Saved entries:
^^^^^^^^

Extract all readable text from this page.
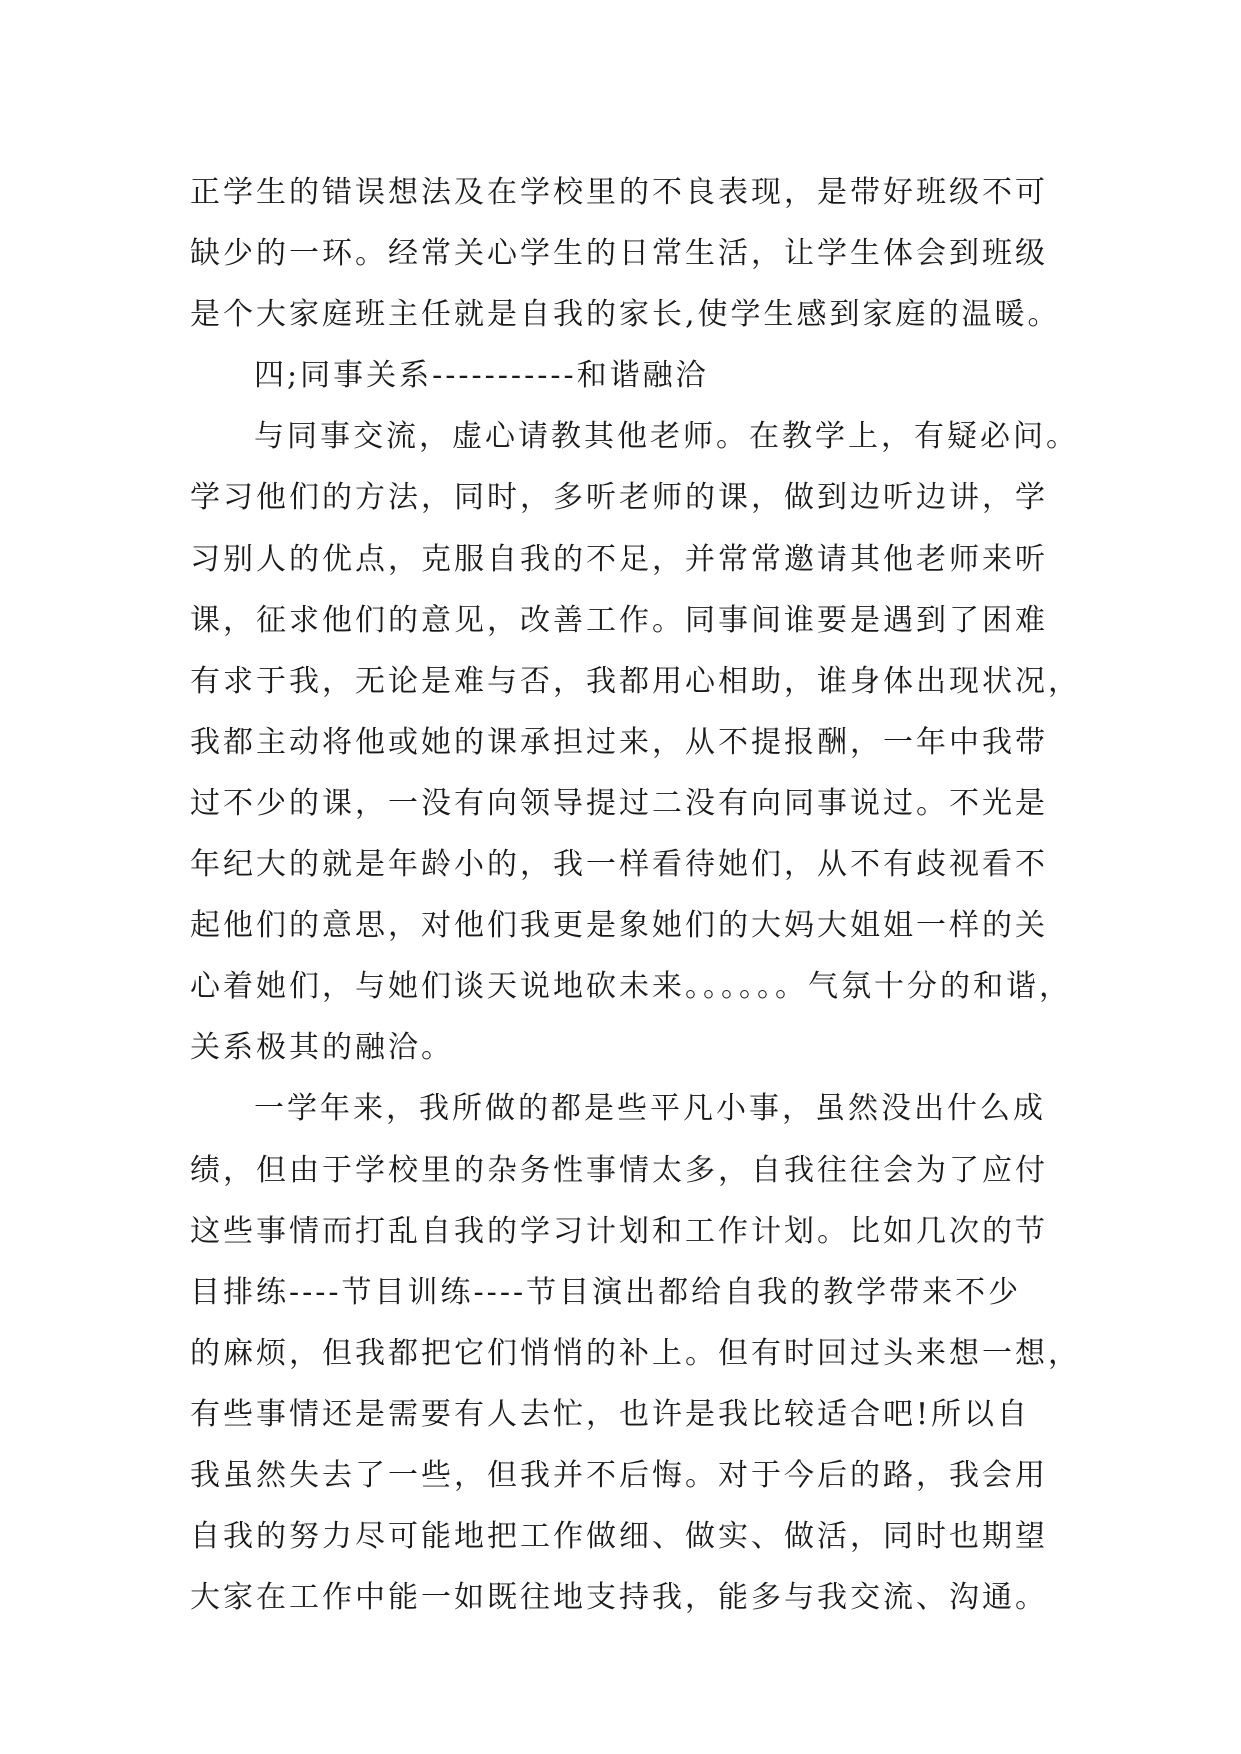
正学生的错误想法及在学校里的不良表现，是带好班级不可
缺少的一环。经常关心学生的日常生活，让学生体会到班级
是个大家庭班主任就是自我的家长,使学生感到家庭的温暖。
四;同事关系-----------和谐融洽
与同事交流，虚心请教其他老师。在教学上，有疑必问。
学习他们的方法，同时，多听老师的课，做到边听边讲，学
习别人的优点，克服自我的不足，并常常邀请其他老师来听
课，征求他们的意见，改善工作。同事间谁要是遇到了困难
有求于我，无论是难与否，我都用心相助，谁身体出现状况，
我都主动将他或她的课承担过来，从不提报酬，一年中我带
过不少的课，一没有向领导提过二没有向同事说过。不光是
年纪大的就是年龄小的，我一样看待她们，从不有歧视看不
起他们的意思，对他们我更是象她们的大妈大姐姐一样的关
心着她们，与她们谈天说地砍未来。。。。。。气氛十分的和谐，
关系极其的融洽。
一学年来，我所做的都是些平凡小事，虽然没出什么成
绩，但由于学校里的杂务性事情太多，自我往往会为了应付
这些事情而打乱自我的学习计划和工作计划。比如几次的节
目排练----节目训练----节目演出都给自我的教学带来不少
的麻烦，但我都把它们悄悄的补上。但有时回过头来想一想，
有些事情还是需要有人去忙，也许是我比较适合吧!所以自
我虽然失去了一些，但我并不后悔。对于今后的路，我会用
自我的努力尽可能地把工作做细、做实、做活，同时也期望
大家在工作中能一如既往地支持我，能多与我交流、沟通。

^^^^^^^^

■ The request:
Retype all the records shown above, character for character. Omit every picture.

■ Worked solution:
Extract all readable text from this page.
正学生的错误想法及在学校里的不良表现，是带好班级不可
缺少的一环。经常关心学生的日常生活，让学生体会到班级
是个大家庭班主任就是自我的家长,使学生感到家庭的温暖。
四;同事关系-----------和谐融洽
与同事交流，虚心请教其他老师。在教学上，有疑必问。
学习他们的方法，同时，多听老师的课，做到边听边讲，学
习别人的优点，克服自我的不足，并常常邀请其他老师来听
课，征求他们的意见，改善工作。同事间谁要是遇到了困难
有求于我，无论是难与否，我都用心相助，谁身体出现状况，
我都主动将他或她的课承担过来，从不提报酬，一年中我带
过不少的课，一没有向领导提过二没有向同事说过。不光是
年纪大的就是年龄小的，我一样看待她们，从不有歧视看不
起他们的意思，对他们我更是象她们的大妈大姐姐一样的关
心着她们，与她们谈天说地砍未来。。。。。。气氛十分的和谐，
关系极其的融洽。
一学年来，我所做的都是些平凡小事，虽然没出什么成
绩，但由于学校里的杂务性事情太多，自我往往会为了应付
这些事情而打乱自我的学习计划和工作计划。比如几次的节
目排练----节目训练----节目演出都给自我的教学带来不少
的麻烦，但我都把它们悄悄的补上。但有时回过头来想一想，
有些事情还是需要有人去忙，也许是我比较适合吧!所以自
我虽然失去了一些，但我并不后悔。对于今后的路，我会用
自我的努力尽可能地把工作做细、做实、做活，同时也期望
大家在工作中能一如既往地支持我，能多与我交流、沟通。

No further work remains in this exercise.